§ Task objective
Send back the records in full, character for character.

§ Data provided

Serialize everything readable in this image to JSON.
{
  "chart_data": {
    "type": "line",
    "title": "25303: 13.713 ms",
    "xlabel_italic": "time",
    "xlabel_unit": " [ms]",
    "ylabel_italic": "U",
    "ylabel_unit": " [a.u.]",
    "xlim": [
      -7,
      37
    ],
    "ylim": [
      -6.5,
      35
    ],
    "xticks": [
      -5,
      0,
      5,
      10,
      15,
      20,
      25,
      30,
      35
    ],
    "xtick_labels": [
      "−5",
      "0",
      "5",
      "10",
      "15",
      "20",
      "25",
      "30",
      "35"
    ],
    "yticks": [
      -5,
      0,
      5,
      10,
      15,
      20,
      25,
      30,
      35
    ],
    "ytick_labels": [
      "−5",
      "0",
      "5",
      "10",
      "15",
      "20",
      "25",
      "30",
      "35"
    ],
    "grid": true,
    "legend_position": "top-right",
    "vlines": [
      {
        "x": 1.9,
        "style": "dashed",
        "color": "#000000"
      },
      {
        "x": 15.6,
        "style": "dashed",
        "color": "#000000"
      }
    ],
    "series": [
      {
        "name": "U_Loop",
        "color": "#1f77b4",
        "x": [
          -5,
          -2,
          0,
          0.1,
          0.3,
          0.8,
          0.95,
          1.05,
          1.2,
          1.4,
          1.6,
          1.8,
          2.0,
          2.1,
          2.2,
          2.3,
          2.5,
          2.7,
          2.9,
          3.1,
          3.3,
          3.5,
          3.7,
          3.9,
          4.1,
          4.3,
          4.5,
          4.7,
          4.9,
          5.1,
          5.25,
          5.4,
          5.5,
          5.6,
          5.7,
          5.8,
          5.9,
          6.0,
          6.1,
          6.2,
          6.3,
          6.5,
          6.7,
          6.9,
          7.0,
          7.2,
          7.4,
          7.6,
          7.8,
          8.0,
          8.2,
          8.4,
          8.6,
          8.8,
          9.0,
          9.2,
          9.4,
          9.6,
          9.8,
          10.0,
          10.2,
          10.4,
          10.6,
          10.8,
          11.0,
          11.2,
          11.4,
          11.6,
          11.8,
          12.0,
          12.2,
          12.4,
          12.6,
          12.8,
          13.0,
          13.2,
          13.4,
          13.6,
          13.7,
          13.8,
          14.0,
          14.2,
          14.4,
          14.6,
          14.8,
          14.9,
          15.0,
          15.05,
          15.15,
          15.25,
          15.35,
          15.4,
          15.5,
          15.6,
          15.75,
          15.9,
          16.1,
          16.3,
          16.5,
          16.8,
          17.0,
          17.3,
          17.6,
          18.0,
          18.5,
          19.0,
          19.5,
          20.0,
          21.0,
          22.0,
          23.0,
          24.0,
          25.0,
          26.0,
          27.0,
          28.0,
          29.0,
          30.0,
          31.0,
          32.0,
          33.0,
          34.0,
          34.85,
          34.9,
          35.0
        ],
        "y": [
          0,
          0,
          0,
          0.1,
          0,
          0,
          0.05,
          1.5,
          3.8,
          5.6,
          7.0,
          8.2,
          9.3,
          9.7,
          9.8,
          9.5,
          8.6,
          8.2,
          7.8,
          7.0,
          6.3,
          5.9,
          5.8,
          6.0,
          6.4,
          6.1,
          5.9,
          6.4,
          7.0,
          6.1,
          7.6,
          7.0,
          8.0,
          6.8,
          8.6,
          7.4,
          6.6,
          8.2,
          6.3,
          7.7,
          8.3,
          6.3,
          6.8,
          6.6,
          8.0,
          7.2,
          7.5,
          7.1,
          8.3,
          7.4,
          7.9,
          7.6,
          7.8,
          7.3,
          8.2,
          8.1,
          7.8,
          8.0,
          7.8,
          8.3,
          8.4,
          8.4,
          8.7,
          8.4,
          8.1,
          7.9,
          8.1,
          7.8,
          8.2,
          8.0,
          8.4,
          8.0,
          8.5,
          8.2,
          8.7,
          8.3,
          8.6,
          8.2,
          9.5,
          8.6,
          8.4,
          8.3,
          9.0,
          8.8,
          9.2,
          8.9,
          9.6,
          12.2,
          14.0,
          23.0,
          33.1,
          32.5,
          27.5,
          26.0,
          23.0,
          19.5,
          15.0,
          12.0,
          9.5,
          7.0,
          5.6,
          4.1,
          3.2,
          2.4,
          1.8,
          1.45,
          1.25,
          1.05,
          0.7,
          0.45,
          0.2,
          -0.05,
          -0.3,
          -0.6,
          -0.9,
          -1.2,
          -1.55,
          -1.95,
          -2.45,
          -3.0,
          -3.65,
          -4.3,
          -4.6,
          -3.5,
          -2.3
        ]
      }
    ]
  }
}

§ Full answer
Serialize everything readable in this image to JSON.
{
  "chart_data": {
    "type": "line",
    "title": "25303: 13.713 ms",
    "xlabel_italic": "time",
    "xlabel_unit": " [ms]",
    "ylabel_italic": "U",
    "ylabel_unit": " [a.u.]",
    "xlim": [
      -7,
      37
    ],
    "ylim": [
      -6.5,
      35
    ],
    "xticks": [
      -5,
      0,
      5,
      10,
      15,
      20,
      25,
      30,
      35
    ],
    "xtick_labels": [
      "−5",
      "0",
      "5",
      "10",
      "15",
      "20",
      "25",
      "30",
      "35"
    ],
    "yticks": [
      -5,
      0,
      5,
      10,
      15,
      20,
      25,
      30,
      35
    ],
    "ytick_labels": [
      "−5",
      "0",
      "5",
      "10",
      "15",
      "20",
      "25",
      "30",
      "35"
    ],
    "grid": true,
    "legend_position": "top-right",
    "vlines": [
      {
        "x": 1.9,
        "style": "dashed",
        "color": "#000000"
      },
      {
        "x": 15.6,
        "style": "dashed",
        "color": "#000000"
      }
    ],
    "series": [
      {
        "name": "U_Loop",
        "color": "#1f77b4",
        "x": [
          -5,
          -2,
          0,
          0.1,
          0.3,
          0.8,
          0.95,
          1.05,
          1.2,
          1.4,
          1.6,
          1.8,
          2.0,
          2.1,
          2.2,
          2.3,
          2.5,
          2.7,
          2.9,
          3.1,
          3.3,
          3.5,
          3.7,
          3.9,
          4.1,
          4.3,
          4.5,
          4.7,
          4.9,
          5.1,
          5.25,
          5.4,
          5.5,
          5.6,
          5.7,
          5.8,
          5.9,
          6.0,
          6.1,
          6.2,
          6.3,
          6.5,
          6.7,
          6.9,
          7.0,
          7.2,
          7.4,
          7.6,
          7.8,
          8.0,
          8.2,
          8.4,
          8.6,
          8.8,
          9.0,
          9.2,
          9.4,
          9.6,
          9.8,
          10.0,
          10.2,
          10.4,
          10.6,
          10.8,
          11.0,
          11.2,
          11.4,
          11.6,
          11.8,
          12.0,
          12.2,
          12.4,
          12.6,
          12.8,
          13.0,
          13.2,
          13.4,
          13.6,
          13.7,
          13.8,
          14.0,
          14.2,
          14.4,
          14.6,
          14.8,
          14.9,
          15.0,
          15.05,
          15.15,
          15.25,
          15.35,
          15.4,
          15.5,
          15.6,
          15.75,
          15.9,
          16.1,
          16.3,
          16.5,
          16.8,
          17.0,
          17.3,
          17.6,
          18.0,
          18.5,
          19.0,
          19.5,
          20.0,
          21.0,
          22.0,
          23.0,
          24.0,
          25.0,
          26.0,
          27.0,
          28.0,
          29.0,
          30.0,
          31.0,
          32.0,
          33.0,
          34.0,
          34.85,
          34.9,
          35.0
        ],
        "y": [
          0,
          0,
          0,
          0.1,
          0,
          0,
          0.05,
          1.5,
          3.8,
          5.6,
          7.0,
          8.2,
          9.3,
          9.7,
          9.8,
          9.5,
          8.6,
          8.2,
          7.8,
          7.0,
          6.3,
          5.9,
          5.8,
          6.0,
          6.4,
          6.1,
          5.9,
          6.4,
          7.0,
          6.1,
          7.6,
          7.0,
          8.0,
          6.8,
          8.6,
          7.4,
          6.6,
          8.2,
          6.3,
          7.7,
          8.3,
          6.3,
          6.8,
          6.6,
          8.0,
          7.2,
          7.5,
          7.1,
          8.3,
          7.4,
          7.9,
          7.6,
          7.8,
          7.3,
          8.2,
          8.1,
          7.8,
          8.0,
          7.8,
          8.3,
          8.4,
          8.4,
          8.7,
          8.4,
          8.1,
          7.9,
          8.1,
          7.8,
          8.2,
          8.0,
          8.4,
          8.0,
          8.5,
          8.2,
          8.7,
          8.3,
          8.6,
          8.2,
          9.5,
          8.6,
          8.4,
          8.3,
          9.0,
          8.8,
          9.2,
          8.9,
          9.6,
          12.2,
          14.0,
          23.0,
          33.1,
          32.5,
          27.5,
          26.0,
          23.0,
          19.5,
          15.0,
          12.0,
          9.5,
          7.0,
          5.6,
          4.1,
          3.2,
          2.4,
          1.8,
          1.45,
          1.25,
          1.05,
          0.7,
          0.45,
          0.2,
          -0.05,
          -0.3,
          -0.6,
          -0.9,
          -1.2,
          -1.55,
          -1.95,
          -2.45,
          -3.0,
          -3.65,
          -4.3,
          -4.6,
          -3.5,
          -2.3
        ]
      }
    ]
  }
}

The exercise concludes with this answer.